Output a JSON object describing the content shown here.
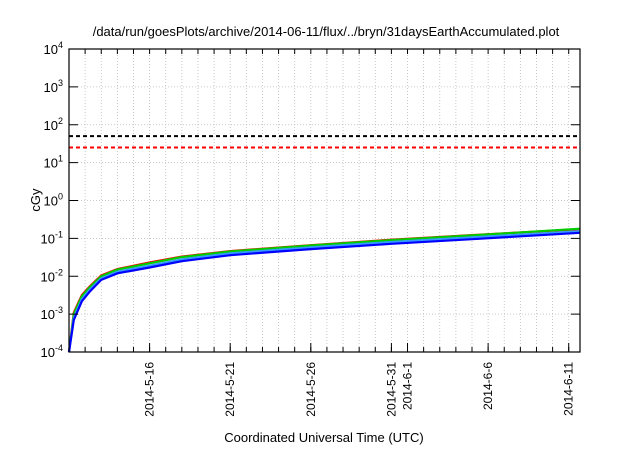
{
  "chart_data": {
    "type": "line",
    "title": "/data/run/goesPlots/archive/2014-06-11/flux/../bryn/31daysEarthAccumulated.plot",
    "xlabel": "Coordinated Universal Time (UTC)",
    "ylabel": "cGy",
    "x_units": "days since 2014-05-11",
    "xlim": [
      0,
      31.7
    ],
    "ylim": [
      0.0001,
      10000
    ],
    "yscale": "log",
    "grid": true,
    "xticks": [
      {
        "day": 5,
        "label": "2014-5-16"
      },
      {
        "day": 10,
        "label": "2014-5-21"
      },
      {
        "day": 15,
        "label": "2014-5-26"
      },
      {
        "day": 20,
        "label": "2014-5-31"
      },
      {
        "day": 21,
        "label": "2014-6-1"
      },
      {
        "day": 26,
        "label": "2014-6-6"
      },
      {
        "day": 31,
        "label": "2014-6-11"
      }
    ],
    "yticks": [
      {
        "value": 0.0001,
        "base": "10",
        "exp": "-4"
      },
      {
        "value": 0.001,
        "base": "10",
        "exp": "-3"
      },
      {
        "value": 0.01,
        "base": "10",
        "exp": "-2"
      },
      {
        "value": 0.1,
        "base": "10",
        "exp": "-1"
      },
      {
        "value": 1,
        "base": "10",
        "exp": "0"
      },
      {
        "value": 10,
        "base": "10",
        "exp": "1"
      },
      {
        "value": 100,
        "base": "10",
        "exp": "2"
      },
      {
        "value": 1000,
        "base": "10",
        "exp": "3"
      },
      {
        "value": 10000,
        "base": "10",
        "exp": "4"
      }
    ],
    "thresholds": [
      {
        "value": 50,
        "color": "#000000"
      },
      {
        "value": 25,
        "color": "#ff0000"
      }
    ],
    "x": [
      0,
      0.3,
      0.8,
      1.3,
      2,
      3,
      5,
      7,
      10,
      15,
      20,
      25,
      31.7
    ],
    "series": [
      {
        "name": "red",
        "color": "#ff0000",
        "values": [
          0.0001,
          0.0011,
          0.0032,
          0.0055,
          0.0105,
          0.0155,
          0.023,
          0.033,
          0.046,
          0.066,
          0.092,
          0.122,
          0.175
        ]
      },
      {
        "name": "green",
        "color": "#00cc00",
        "values": [
          0.0001,
          0.001,
          0.003,
          0.0052,
          0.01,
          0.015,
          0.022,
          0.032,
          0.045,
          0.065,
          0.09,
          0.12,
          0.18
        ]
      },
      {
        "name": "light-blue",
        "color": "#3399ff",
        "values": [
          0.0001,
          0.0008,
          0.0025,
          0.0045,
          0.0088,
          0.0132,
          0.019,
          0.028,
          0.04,
          0.058,
          0.08,
          0.106,
          0.155
        ]
      },
      {
        "name": "blue",
        "color": "#0000ff",
        "values": [
          0.0001,
          0.0007,
          0.0022,
          0.004,
          0.008,
          0.012,
          0.017,
          0.025,
          0.036,
          0.052,
          0.072,
          0.095,
          0.14
        ]
      }
    ]
  }
}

---*---

◆ Exercise details
Retype all the records shown above, character for character. Omit every picture.

◆ Answer
Output a JSON object describing the content shown here.
{
  "chart_data": {
    "type": "line",
    "title": "/data/run/goesPlots/archive/2014-06-11/flux/../bryn/31daysEarthAccumulated.plot",
    "xlabel": "Coordinated Universal Time (UTC)",
    "ylabel": "cGy",
    "x_units": "days since 2014-05-11",
    "xlim": [
      0,
      31.7
    ],
    "ylim": [
      0.0001,
      10000
    ],
    "yscale": "log",
    "grid": true,
    "xticks": [
      {
        "day": 5,
        "label": "2014-5-16"
      },
      {
        "day": 10,
        "label": "2014-5-21"
      },
      {
        "day": 15,
        "label": "2014-5-26"
      },
      {
        "day": 20,
        "label": "2014-5-31"
      },
      {
        "day": 21,
        "label": "2014-6-1"
      },
      {
        "day": 26,
        "label": "2014-6-6"
      },
      {
        "day": 31,
        "label": "2014-6-11"
      }
    ],
    "yticks": [
      {
        "value": 0.0001,
        "base": "10",
        "exp": "-4"
      },
      {
        "value": 0.001,
        "base": "10",
        "exp": "-3"
      },
      {
        "value": 0.01,
        "base": "10",
        "exp": "-2"
      },
      {
        "value": 0.1,
        "base": "10",
        "exp": "-1"
      },
      {
        "value": 1,
        "base": "10",
        "exp": "0"
      },
      {
        "value": 10,
        "base": "10",
        "exp": "1"
      },
      {
        "value": 100,
        "base": "10",
        "exp": "2"
      },
      {
        "value": 1000,
        "base": "10",
        "exp": "3"
      },
      {
        "value": 10000,
        "base": "10",
        "exp": "4"
      }
    ],
    "thresholds": [
      {
        "value": 50,
        "color": "#000000"
      },
      {
        "value": 25,
        "color": "#ff0000"
      }
    ],
    "x": [
      0,
      0.3,
      0.8,
      1.3,
      2,
      3,
      5,
      7,
      10,
      15,
      20,
      25,
      31.7
    ],
    "series": [
      {
        "name": "red",
        "color": "#ff0000",
        "values": [
          0.0001,
          0.0011,
          0.0032,
          0.0055,
          0.0105,
          0.0155,
          0.023,
          0.033,
          0.046,
          0.066,
          0.092,
          0.122,
          0.175
        ]
      },
      {
        "name": "green",
        "color": "#00cc00",
        "values": [
          0.0001,
          0.001,
          0.003,
          0.0052,
          0.01,
          0.015,
          0.022,
          0.032,
          0.045,
          0.065,
          0.09,
          0.12,
          0.18
        ]
      },
      {
        "name": "light-blue",
        "color": "#3399ff",
        "values": [
          0.0001,
          0.0008,
          0.0025,
          0.0045,
          0.0088,
          0.0132,
          0.019,
          0.028,
          0.04,
          0.058,
          0.08,
          0.106,
          0.155
        ]
      },
      {
        "name": "blue",
        "color": "#0000ff",
        "values": [
          0.0001,
          0.0007,
          0.0022,
          0.004,
          0.008,
          0.012,
          0.017,
          0.025,
          0.036,
          0.052,
          0.072,
          0.095,
          0.14
        ]
      }
    ]
  }
}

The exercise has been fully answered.